WORK INSTRUCTIONS
Reproduce the listing below, replacing every occurrence of "table-cell" with "grid-cell" and leaving everything else unchanged. Omit the pictures from your answer.

STORED ROWS
* START *

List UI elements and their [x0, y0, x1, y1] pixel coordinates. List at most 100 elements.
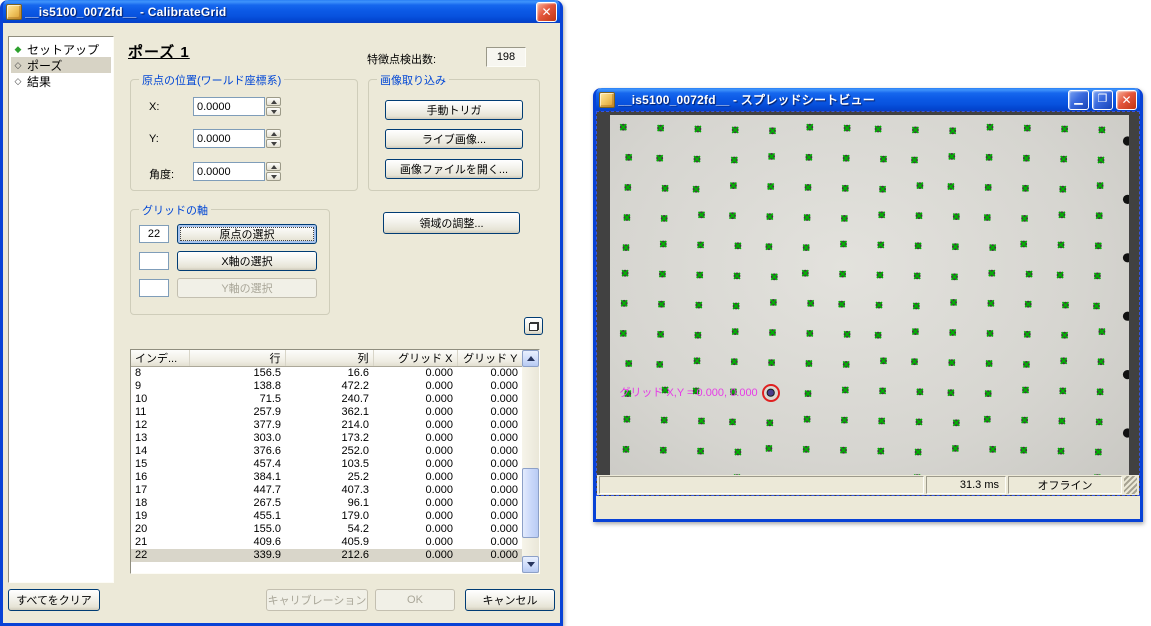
angle-field[interactable]: 0.0000 [193, 162, 265, 181]
y-axis-count-field[interactable] [139, 279, 169, 297]
open-image-file-button[interactable]: 画像ファイルを開く... [385, 159, 523, 179]
col-grid-x[interactable]: グリッド X [373, 350, 457, 367]
table-cell: 0.000 [457, 432, 522, 445]
table-cell: 267.5 [189, 497, 285, 510]
scrollbar-thumb[interactable] [522, 468, 539, 538]
table-cell: 21 [131, 536, 189, 549]
table-cell: 54.2 [285, 523, 373, 536]
table-row[interactable]: 14376.6252.00.0000.000 [131, 445, 522, 458]
x-label: X: [149, 101, 159, 113]
table-cell: 8 [131, 367, 189, 380]
table-row[interactable]: 20155.054.20.0000.000 [131, 523, 522, 536]
nav-item-results[interactable]: ◇ 結果 [11, 73, 111, 89]
live-image-button[interactable]: ライブ画像... [385, 129, 523, 149]
resize-grip[interactable] [1124, 476, 1137, 494]
titlebar[interactable]: __is5100_0072fd__ - スプレッドシートビュー ▁ ❐ ✕ [596, 88, 1140, 111]
manual-trigger-button[interactable]: 手動トリガ [385, 100, 523, 120]
select-origin-button[interactable]: 原点の選択 [177, 224, 317, 244]
camera-image[interactable]: グリッド X,Y = 0.000, 0.000 [610, 115, 1129, 494]
table-cell: 212.6 [285, 549, 373, 562]
select-x-axis-button[interactable]: X軸の選択 [177, 251, 317, 271]
spin-up-icon[interactable] [266, 162, 281, 171]
table-cell: 0.000 [457, 367, 522, 380]
maximize-icon[interactable]: ❐ [1092, 90, 1113, 110]
x-axis-count-field[interactable] [139, 252, 169, 270]
col-column[interactable]: 列 [285, 350, 373, 367]
table-cell: 0.000 [373, 536, 457, 549]
table-row[interactable]: 12377.9214.00.0000.000 [131, 419, 522, 432]
scroll-up-icon[interactable] [522, 350, 539, 367]
table-cell: 20 [131, 523, 189, 536]
spin-down-icon[interactable] [266, 107, 281, 116]
table-cell: 0.000 [373, 445, 457, 458]
titlebar[interactable]: __is5100_0072fd__ - CalibrateGrid ✕ [3, 0, 560, 23]
table-row[interactable]: 15457.4103.50.0000.000 [131, 458, 522, 471]
table-row[interactable]: 8156.516.60.0000.000 [131, 367, 522, 380]
table-cell: 0.000 [373, 458, 457, 471]
group-title: グリッドの軸 [139, 202, 211, 218]
close-icon[interactable]: ✕ [1116, 90, 1137, 110]
table-row[interactable]: 22339.9212.60.0000.000 [131, 549, 522, 562]
table-row[interactable]: 16384.125.20.0000.000 [131, 471, 522, 484]
table-cell: 409.6 [189, 536, 285, 549]
table-row[interactable]: 19455.1179.00.0000.000 [131, 510, 522, 523]
nav-item-setup[interactable]: ◆ セットアップ [11, 41, 111, 57]
table-cell: 173.2 [285, 432, 373, 445]
table-cell: 9 [131, 380, 189, 393]
table-cell: 252.0 [285, 445, 373, 458]
spin-up-icon[interactable] [266, 129, 281, 138]
table-cell: 17 [131, 484, 189, 497]
clear-all-button[interactable]: すべてをクリア [8, 589, 100, 611]
table-cell: 0.000 [457, 523, 522, 536]
y-field[interactable]: 0.0000 [193, 129, 265, 148]
table-cell: 13 [131, 432, 189, 445]
table-cell: 0.000 [373, 549, 457, 562]
table-cell: 240.7 [285, 393, 373, 406]
table-cell: 214.0 [285, 419, 373, 432]
image-view-client[interactable]: グリッド X,Y = 0.000, 0.000 31.3 ms オフライン [596, 111, 1140, 496]
adjust-region-button[interactable]: 領域の調整... [383, 212, 520, 234]
table-row[interactable]: 9138.8472.20.0000.000 [131, 380, 522, 393]
cancel-button[interactable]: キャンセル [465, 589, 555, 611]
minimize-icon[interactable]: ▁ [1068, 90, 1089, 110]
col-index[interactable]: インデ... [131, 350, 189, 367]
close-icon[interactable]: ✕ [536, 2, 557, 22]
angle-spinner[interactable] [266, 162, 281, 181]
table-cell: 0.000 [373, 380, 457, 393]
spin-up-icon[interactable] [266, 97, 281, 106]
spin-down-icon[interactable] [266, 172, 281, 181]
table-cell: 377.9 [189, 419, 285, 432]
vertical-scrollbar[interactable] [522, 350, 539, 573]
table-cell: 0.000 [373, 419, 457, 432]
table-cell: 362.1 [285, 406, 373, 419]
col-grid-y[interactable]: グリッド Y [457, 350, 522, 367]
table-row[interactable]: 11257.9362.10.0000.000 [131, 406, 522, 419]
y-spinner[interactable] [266, 129, 281, 148]
nav-item-pose[interactable]: ◇ ポーズ [11, 57, 111, 73]
popout-button[interactable] [524, 317, 543, 335]
x-field[interactable]: 0.0000 [193, 97, 265, 116]
origin-position-group: 原点の位置(ワールド座標系) X: 0.0000 Y: 0.0000 角度: 0… [130, 79, 358, 191]
table-cell: 376.6 [189, 445, 285, 458]
angle-label: 角度: [149, 166, 174, 182]
group-title: 原点の位置(ワールド座標系) [139, 72, 284, 88]
col-row[interactable]: 行 [189, 350, 285, 367]
group-title: 画像取り込み [377, 72, 449, 88]
table-row[interactable]: 21409.6405.90.0000.000 [131, 536, 522, 549]
table-cell: 0.000 [457, 549, 522, 562]
x-spinner[interactable] [266, 97, 281, 116]
table-row[interactable]: 18267.596.10.0000.000 [131, 497, 522, 510]
table-cell: 0.000 [373, 523, 457, 536]
table-row[interactable]: 1071.5240.70.0000.000 [131, 393, 522, 406]
scroll-down-icon[interactable] [522, 556, 539, 573]
table-cell: 0.000 [373, 367, 457, 380]
spin-down-icon[interactable] [266, 139, 281, 148]
table-row[interactable]: 17447.7407.30.0000.000 [131, 484, 522, 497]
table-cell: 156.5 [189, 367, 285, 380]
origin-count-field[interactable]: 22 [139, 225, 169, 243]
table-row[interactable]: 13303.0173.20.0000.000 [131, 432, 522, 445]
feature-count-label: 特徴点検出数: [367, 51, 436, 67]
calibration-button: キャリブレーション [266, 589, 368, 611]
table-header-row[interactable]: インデ... 行 列 グリッド X グリッド Y [131, 350, 522, 367]
step-list: ◆ セットアップ ◇ ポーズ ◇ 結果 [8, 36, 114, 583]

* END *

EXERCISE RESULT
List UI elements and their [x0, y0, x1, y1] pixel coordinates. List at most 100 elements.
angle-field[interactable]: 0.0000 [193, 162, 265, 181]
y-axis-count-field[interactable] [139, 279, 169, 297]
open-image-file-button[interactable]: 画像ファイルを開く... [385, 159, 523, 179]
col-grid-x[interactable]: グリッド X [373, 350, 457, 367]
grid-cell: 0.000 [457, 432, 522, 445]
grid-cell: 267.5 [189, 497, 285, 510]
scrollbar-thumb[interactable] [522, 468, 539, 538]
grid-cell: 21 [131, 536, 189, 549]
grid-cell: 54.2 [285, 523, 373, 536]
table-row[interactable]: 14376.6252.00.0000.000 [131, 445, 522, 458]
x-label: X: [149, 101, 159, 113]
grid-cell: 8 [131, 367, 189, 380]
table-row[interactable]: 20155.054.20.0000.000 [131, 523, 522, 536]
nav-item-results[interactable]: ◇ 結果 [11, 73, 111, 89]
live-image-button[interactable]: ライブ画像... [385, 129, 523, 149]
resize-grip[interactable] [1124, 476, 1137, 494]
titlebar[interactable]: __is5100_0072fd__ - スプレッドシートビュー ▁ ❐ ✕ [596, 88, 1140, 111]
manual-trigger-button[interactable]: 手動トリガ [385, 100, 523, 120]
select-origin-button[interactable]: 原点の選択 [177, 224, 317, 244]
camera-image[interactable]: グリッド X,Y = 0.000, 0.000 [610, 115, 1129, 494]
grid-cell: 212.6 [285, 549, 373, 562]
select-x-axis-button[interactable]: X軸の選択 [177, 251, 317, 271]
spin-up-icon[interactable] [266, 162, 281, 171]
grid-cell: 0.000 [457, 367, 522, 380]
maximize-icon[interactable]: ❐ [1092, 90, 1113, 110]
x-axis-count-field[interactable] [139, 252, 169, 270]
col-column[interactable]: 列 [285, 350, 373, 367]
grid-cell: 0.000 [373, 536, 457, 549]
table-row[interactable]: 12377.9214.00.0000.000 [131, 419, 522, 432]
scroll-up-icon[interactable] [522, 350, 539, 367]
grid-cell: 20 [131, 523, 189, 536]
spin-down-icon[interactable] [266, 107, 281, 116]
grid-cell: 0.000 [373, 445, 457, 458]
titlebar[interactable]: __is5100_0072fd__ - CalibrateGrid ✕ [3, 0, 560, 23]
table-row[interactable]: 15457.4103.50.0000.000 [131, 458, 522, 471]
table-row[interactable]: 8156.516.60.0000.000 [131, 367, 522, 380]
grid-cell: 0.000 [373, 458, 457, 471]
group-title: グリッドの軸 [139, 202, 211, 218]
close-icon[interactable]: ✕ [1116, 90, 1137, 110]
table-row[interactable]: 22339.9212.60.0000.000 [131, 549, 522, 562]
table-row[interactable]: 16384.125.20.0000.000 [131, 471, 522, 484]
grid-cell: 409.6 [189, 536, 285, 549]
table-row[interactable]: 19455.1179.00.0000.000 [131, 510, 522, 523]
nav-item-setup[interactable]: ◆ セットアップ [11, 41, 111, 57]
grid-cell: 173.2 [285, 432, 373, 445]
grid-cell: 9 [131, 380, 189, 393]
grid-cell: 252.0 [285, 445, 373, 458]
spin-up-icon[interactable] [266, 129, 281, 138]
grid-cell: 17 [131, 484, 189, 497]
clear-all-button[interactable]: すべてをクリア [8, 589, 100, 611]
grid-cell: 0.000 [457, 523, 522, 536]
y-field[interactable]: 0.0000 [193, 129, 265, 148]
grid-cell: 13 [131, 432, 189, 445]
grid-cell: 0.000 [373, 549, 457, 562]
grid-cell: 240.7 [285, 393, 373, 406]
grid-cell: 214.0 [285, 419, 373, 432]
image-view-client[interactable]: グリッド X,Y = 0.000, 0.000 31.3 ms オフライン [596, 111, 1140, 496]
adjust-region-button[interactable]: 領域の調整... [383, 212, 520, 234]
table-row[interactable]: 9138.8472.20.0000.000 [131, 380, 522, 393]
cancel-button[interactable]: キャンセル [465, 589, 555, 611]
minimize-icon[interactable]: ▁ [1068, 90, 1089, 110]
col-index[interactable]: インデ... [131, 350, 189, 367]
close-icon[interactable]: ✕ [536, 2, 557, 22]
angle-spinner[interactable] [266, 162, 281, 181]
grid-cell: 0.000 [373, 380, 457, 393]
spin-up-icon[interactable] [266, 97, 281, 106]
spin-down-icon[interactable] [266, 172, 281, 181]
grid-cell: 377.9 [189, 419, 285, 432]
vertical-scrollbar[interactable] [522, 350, 539, 573]
grid-cell: 0.000 [373, 419, 457, 432]
grid-cell: 362.1 [285, 406, 373, 419]
col-grid-y[interactable]: グリッド Y [457, 350, 522, 367]
table-row[interactable]: 11257.9362.10.0000.000 [131, 406, 522, 419]
y-spinner[interactable] [266, 129, 281, 148]
nav-item-pose[interactable]: ◇ ポーズ [11, 57, 111, 73]
popout-button[interactable] [524, 317, 543, 335]
x-field[interactable]: 0.0000 [193, 97, 265, 116]
origin-position-group: 原点の位置(ワールド座標系) X: 0.0000 Y: 0.0000 角度: 0… [130, 79, 358, 191]
grid-cell: 376.6 [189, 445, 285, 458]
angle-label: 角度: [149, 166, 174, 182]
group-title: 原点の位置(ワールド座標系) [139, 72, 284, 88]
col-row[interactable]: 行 [189, 350, 285, 367]
group-title: 画像取り込み [377, 72, 449, 88]
table-row[interactable]: 21409.6405.90.0000.000 [131, 536, 522, 549]
grid-cell: 0.000 [457, 549, 522, 562]
x-spinner[interactable] [266, 97, 281, 116]
table-row[interactable]: 18267.596.10.0000.000 [131, 497, 522, 510]
grid-cell: 0.000 [373, 523, 457, 536]
table-row[interactable]: 1071.5240.70.0000.000 [131, 393, 522, 406]
scroll-down-icon[interactable] [522, 556, 539, 573]
grid-cell: 0.000 [373, 367, 457, 380]
spin-down-icon[interactable] [266, 139, 281, 148]
table-row[interactable]: 17447.7407.30.0000.000 [131, 484, 522, 497]
grid-cell: 156.5 [189, 367, 285, 380]
origin-count-field[interactable]: 22 [139, 225, 169, 243]
table-row[interactable]: 13303.0173.20.0000.000 [131, 432, 522, 445]
feature-count-label: 特徴点検出数: [367, 51, 436, 67]
calibration-button: キャリブレーション [266, 589, 368, 611]
table-header-row[interactable]: インデ... 行 列 グリッド X グリッド Y [131, 350, 522, 367]
step-list: ◆ セットアップ ◇ ポーズ ◇ 結果 [8, 36, 114, 583]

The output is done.